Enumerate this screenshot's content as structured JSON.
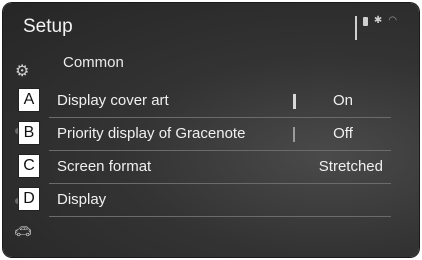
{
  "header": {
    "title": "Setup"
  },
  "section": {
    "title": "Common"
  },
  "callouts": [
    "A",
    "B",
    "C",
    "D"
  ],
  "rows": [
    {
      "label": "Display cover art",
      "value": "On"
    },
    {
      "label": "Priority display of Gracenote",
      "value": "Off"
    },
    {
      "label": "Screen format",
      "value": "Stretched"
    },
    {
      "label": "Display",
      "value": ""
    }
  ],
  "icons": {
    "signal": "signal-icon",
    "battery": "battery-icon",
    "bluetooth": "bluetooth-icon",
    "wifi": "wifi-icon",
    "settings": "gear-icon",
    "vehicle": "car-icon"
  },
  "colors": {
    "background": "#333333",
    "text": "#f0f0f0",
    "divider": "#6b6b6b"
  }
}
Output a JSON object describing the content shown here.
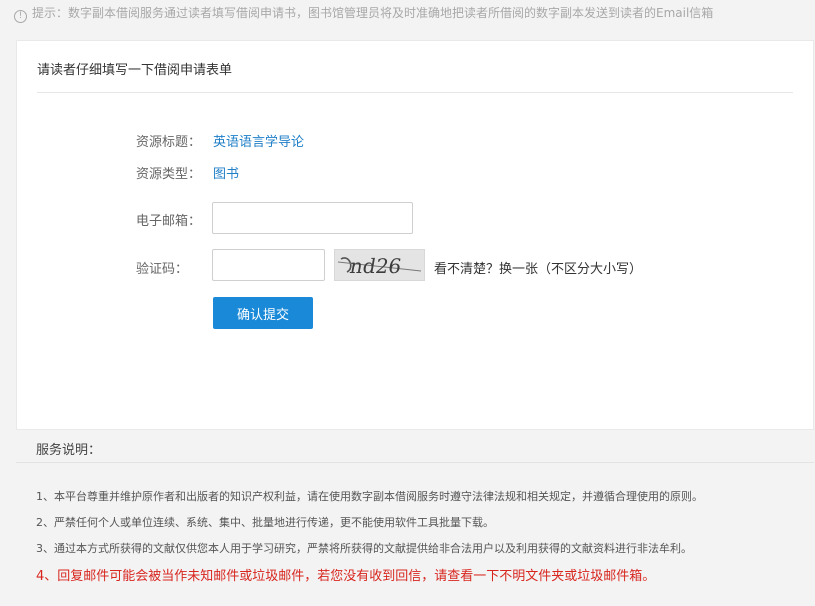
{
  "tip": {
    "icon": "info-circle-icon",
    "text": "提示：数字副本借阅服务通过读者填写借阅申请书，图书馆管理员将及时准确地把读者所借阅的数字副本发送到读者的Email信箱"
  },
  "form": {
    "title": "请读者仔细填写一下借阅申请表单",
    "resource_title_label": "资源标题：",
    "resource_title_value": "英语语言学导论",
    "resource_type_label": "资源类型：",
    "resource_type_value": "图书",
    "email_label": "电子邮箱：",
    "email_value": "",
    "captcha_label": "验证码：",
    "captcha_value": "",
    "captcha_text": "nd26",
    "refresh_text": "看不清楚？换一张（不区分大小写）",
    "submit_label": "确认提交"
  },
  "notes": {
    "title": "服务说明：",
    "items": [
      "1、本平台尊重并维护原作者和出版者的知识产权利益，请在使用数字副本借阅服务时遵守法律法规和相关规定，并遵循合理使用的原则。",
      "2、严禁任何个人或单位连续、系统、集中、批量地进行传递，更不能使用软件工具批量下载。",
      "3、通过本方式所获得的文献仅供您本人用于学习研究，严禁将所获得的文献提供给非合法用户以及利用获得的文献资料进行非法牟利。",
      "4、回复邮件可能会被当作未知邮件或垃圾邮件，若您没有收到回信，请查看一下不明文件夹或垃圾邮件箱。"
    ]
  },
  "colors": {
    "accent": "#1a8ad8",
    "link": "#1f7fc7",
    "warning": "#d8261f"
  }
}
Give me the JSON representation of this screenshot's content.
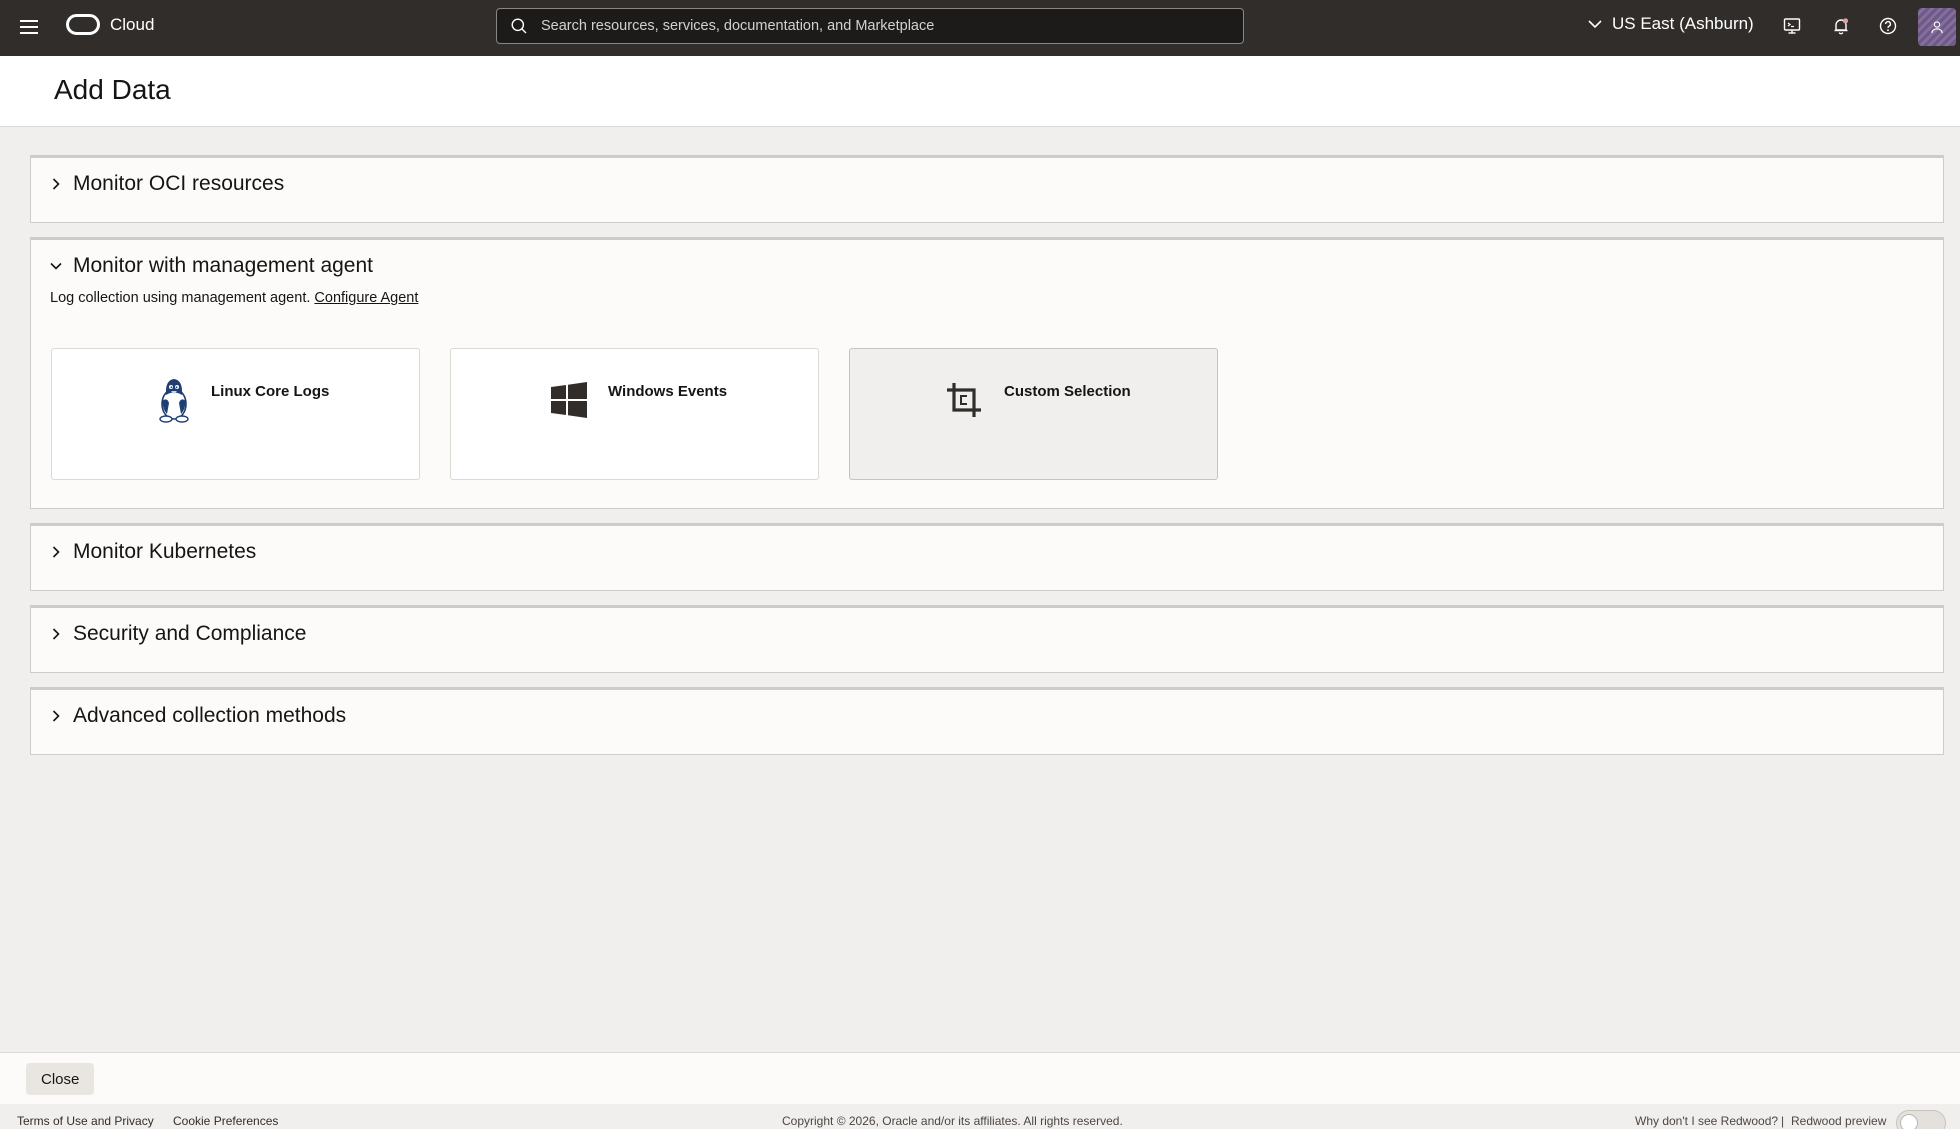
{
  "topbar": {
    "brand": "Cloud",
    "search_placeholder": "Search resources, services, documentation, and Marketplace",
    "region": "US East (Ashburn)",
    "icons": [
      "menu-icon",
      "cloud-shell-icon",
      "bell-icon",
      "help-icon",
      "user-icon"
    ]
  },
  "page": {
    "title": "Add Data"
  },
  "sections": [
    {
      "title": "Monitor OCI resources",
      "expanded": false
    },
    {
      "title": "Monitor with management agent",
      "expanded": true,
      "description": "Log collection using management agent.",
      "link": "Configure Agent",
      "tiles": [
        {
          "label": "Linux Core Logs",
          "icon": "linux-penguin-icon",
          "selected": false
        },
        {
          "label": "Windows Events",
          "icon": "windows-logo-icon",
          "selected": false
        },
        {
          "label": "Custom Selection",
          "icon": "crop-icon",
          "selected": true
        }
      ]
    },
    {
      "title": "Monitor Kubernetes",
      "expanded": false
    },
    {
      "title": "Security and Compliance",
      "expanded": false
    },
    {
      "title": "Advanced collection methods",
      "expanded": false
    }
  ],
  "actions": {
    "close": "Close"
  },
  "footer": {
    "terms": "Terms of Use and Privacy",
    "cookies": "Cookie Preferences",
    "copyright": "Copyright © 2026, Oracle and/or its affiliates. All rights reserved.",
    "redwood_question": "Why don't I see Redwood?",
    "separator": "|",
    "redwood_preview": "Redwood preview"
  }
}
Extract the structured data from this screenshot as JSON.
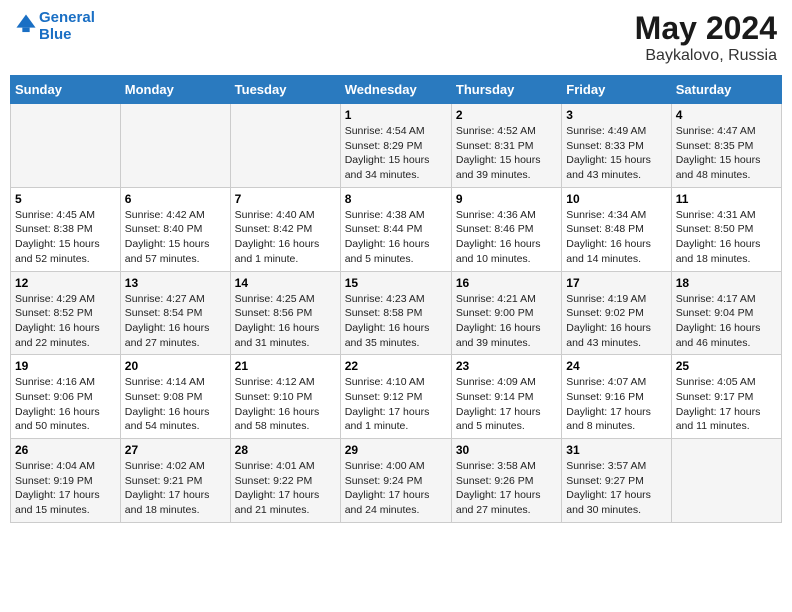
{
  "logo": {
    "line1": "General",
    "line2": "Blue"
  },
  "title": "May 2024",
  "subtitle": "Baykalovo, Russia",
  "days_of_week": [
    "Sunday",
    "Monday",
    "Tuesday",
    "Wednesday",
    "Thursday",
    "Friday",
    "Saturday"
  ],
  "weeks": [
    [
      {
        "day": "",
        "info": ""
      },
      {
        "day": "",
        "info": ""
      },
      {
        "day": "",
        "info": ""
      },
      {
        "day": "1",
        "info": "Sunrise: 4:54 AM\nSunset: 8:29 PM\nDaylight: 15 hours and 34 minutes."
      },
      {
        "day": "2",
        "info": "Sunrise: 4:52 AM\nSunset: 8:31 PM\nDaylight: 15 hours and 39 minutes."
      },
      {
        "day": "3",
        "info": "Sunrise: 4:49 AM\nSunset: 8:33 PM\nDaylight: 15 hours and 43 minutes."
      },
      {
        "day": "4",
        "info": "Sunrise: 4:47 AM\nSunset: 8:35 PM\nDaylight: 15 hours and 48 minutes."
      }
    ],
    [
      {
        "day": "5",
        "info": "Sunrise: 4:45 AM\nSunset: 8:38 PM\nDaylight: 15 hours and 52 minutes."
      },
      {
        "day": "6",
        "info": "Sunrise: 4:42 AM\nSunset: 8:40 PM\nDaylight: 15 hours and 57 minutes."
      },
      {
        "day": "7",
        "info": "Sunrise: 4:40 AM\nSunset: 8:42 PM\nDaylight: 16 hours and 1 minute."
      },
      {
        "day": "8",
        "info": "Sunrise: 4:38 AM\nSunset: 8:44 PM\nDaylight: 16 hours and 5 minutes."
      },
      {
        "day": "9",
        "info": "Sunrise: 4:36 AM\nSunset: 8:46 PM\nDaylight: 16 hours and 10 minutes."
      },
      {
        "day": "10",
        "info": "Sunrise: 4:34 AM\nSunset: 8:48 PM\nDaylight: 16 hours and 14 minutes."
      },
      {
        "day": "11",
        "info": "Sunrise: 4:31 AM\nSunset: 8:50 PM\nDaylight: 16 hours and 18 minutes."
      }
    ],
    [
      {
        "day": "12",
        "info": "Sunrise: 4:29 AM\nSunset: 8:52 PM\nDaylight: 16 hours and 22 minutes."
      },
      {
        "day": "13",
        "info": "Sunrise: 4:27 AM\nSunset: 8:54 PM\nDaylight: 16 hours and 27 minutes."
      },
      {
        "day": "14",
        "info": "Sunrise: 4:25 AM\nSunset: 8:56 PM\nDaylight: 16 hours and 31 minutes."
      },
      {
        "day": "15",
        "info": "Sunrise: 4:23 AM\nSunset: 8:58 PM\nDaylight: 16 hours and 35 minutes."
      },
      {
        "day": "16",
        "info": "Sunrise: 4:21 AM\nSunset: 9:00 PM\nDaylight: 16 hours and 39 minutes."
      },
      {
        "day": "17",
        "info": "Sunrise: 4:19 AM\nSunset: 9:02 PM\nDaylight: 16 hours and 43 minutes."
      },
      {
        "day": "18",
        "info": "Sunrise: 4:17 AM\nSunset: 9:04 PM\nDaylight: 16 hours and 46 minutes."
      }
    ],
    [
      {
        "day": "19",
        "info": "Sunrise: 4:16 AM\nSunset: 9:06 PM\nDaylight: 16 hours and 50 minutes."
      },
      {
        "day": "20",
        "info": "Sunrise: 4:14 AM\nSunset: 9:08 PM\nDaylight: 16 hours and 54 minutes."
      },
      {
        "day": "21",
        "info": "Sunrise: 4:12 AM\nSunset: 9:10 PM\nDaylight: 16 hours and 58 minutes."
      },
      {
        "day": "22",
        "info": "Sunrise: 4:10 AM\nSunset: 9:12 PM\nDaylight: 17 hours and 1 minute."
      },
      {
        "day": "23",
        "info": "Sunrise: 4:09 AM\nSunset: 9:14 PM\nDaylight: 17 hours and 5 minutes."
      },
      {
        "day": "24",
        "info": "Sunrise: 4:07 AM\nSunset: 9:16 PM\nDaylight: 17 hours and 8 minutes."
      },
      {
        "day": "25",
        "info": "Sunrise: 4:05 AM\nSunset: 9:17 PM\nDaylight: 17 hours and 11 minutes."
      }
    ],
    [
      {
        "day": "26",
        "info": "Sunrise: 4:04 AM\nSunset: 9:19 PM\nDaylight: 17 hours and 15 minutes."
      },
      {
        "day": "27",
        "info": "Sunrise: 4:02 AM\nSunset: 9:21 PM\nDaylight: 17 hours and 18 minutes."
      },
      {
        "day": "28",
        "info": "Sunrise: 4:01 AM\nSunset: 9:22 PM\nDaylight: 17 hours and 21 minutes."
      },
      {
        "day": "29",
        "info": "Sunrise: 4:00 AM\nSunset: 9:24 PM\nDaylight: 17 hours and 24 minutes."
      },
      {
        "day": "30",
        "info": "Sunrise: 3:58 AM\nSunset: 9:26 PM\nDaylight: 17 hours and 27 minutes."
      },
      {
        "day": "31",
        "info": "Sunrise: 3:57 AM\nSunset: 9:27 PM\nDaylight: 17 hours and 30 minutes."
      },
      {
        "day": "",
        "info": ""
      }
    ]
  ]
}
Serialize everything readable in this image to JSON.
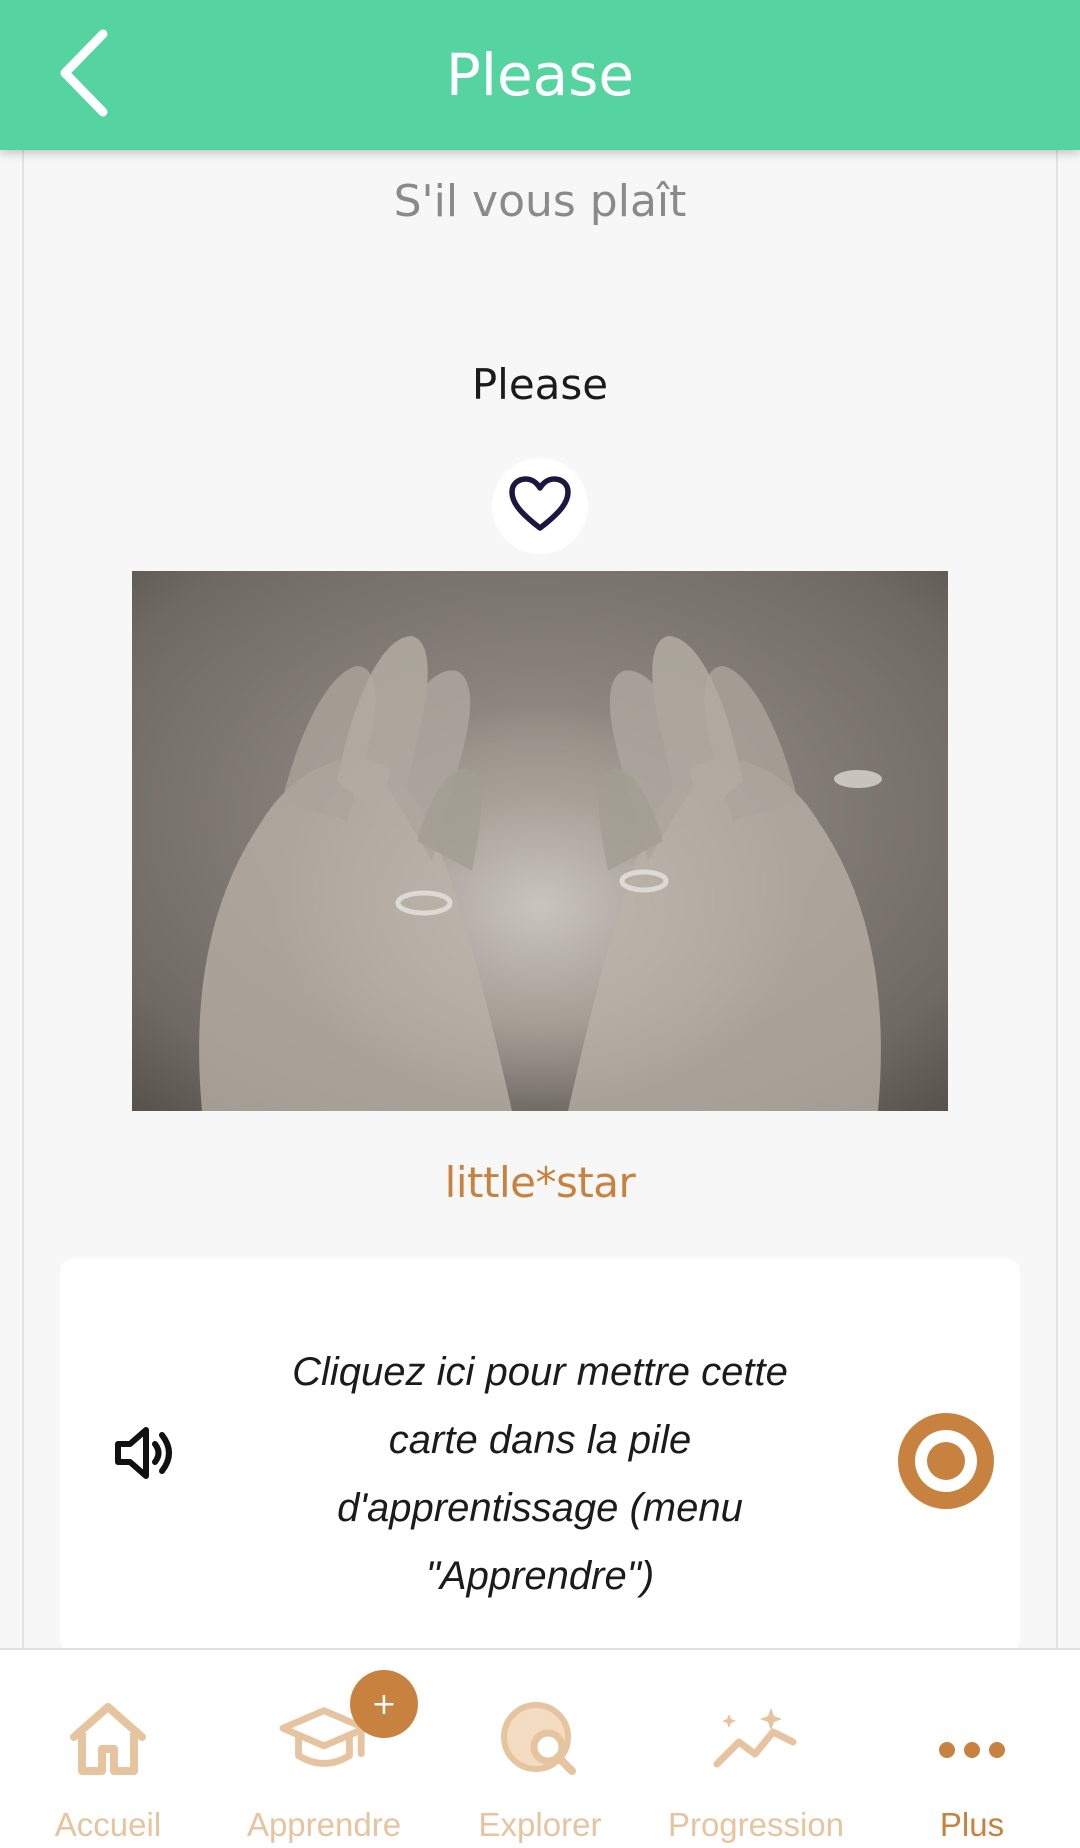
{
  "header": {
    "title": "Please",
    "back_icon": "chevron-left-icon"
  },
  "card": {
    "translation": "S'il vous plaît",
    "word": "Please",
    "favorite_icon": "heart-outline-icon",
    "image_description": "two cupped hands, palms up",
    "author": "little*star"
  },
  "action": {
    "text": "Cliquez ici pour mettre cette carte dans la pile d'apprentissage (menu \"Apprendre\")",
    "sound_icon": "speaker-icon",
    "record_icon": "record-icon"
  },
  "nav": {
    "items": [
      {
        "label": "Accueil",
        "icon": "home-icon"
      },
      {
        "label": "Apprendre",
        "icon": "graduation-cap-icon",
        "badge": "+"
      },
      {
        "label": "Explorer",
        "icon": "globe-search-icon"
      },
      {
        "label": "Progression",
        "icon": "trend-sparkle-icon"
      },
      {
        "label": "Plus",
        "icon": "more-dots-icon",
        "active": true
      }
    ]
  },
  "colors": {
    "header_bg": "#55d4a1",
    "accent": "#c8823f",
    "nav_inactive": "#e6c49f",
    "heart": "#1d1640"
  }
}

****************

• [AIM OF THE TASK]:
Across the entries, how many lines contain "screenshot"? Reply with the number only.

• [THE SOLUTION]:
3